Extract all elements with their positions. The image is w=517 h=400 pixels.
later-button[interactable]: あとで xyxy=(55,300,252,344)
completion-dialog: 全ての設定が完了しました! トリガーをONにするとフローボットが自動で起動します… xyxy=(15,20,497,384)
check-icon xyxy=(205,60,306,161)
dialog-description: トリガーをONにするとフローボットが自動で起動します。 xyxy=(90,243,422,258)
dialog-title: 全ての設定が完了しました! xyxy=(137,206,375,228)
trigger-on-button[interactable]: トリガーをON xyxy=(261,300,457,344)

Stated exercise:
Render the rows as a numbered list, starting at the first line and running through the line containing "check-icon xyxy=(205,60,306,161)", with both ends included and any blank lines omitted. List only those lines.

Result:
1. Extract all elements with their positions. The image is w=517 h=400 pixels.
2. later-button[interactable]: あとで xyxy=(55,300,252,344)
3. completion-dialog: 全ての設定が完了しました! トリガーをONにするとフローボットが自動で起動します… xyxy=(15,20,497,384)
4. check-icon xyxy=(205,60,306,161)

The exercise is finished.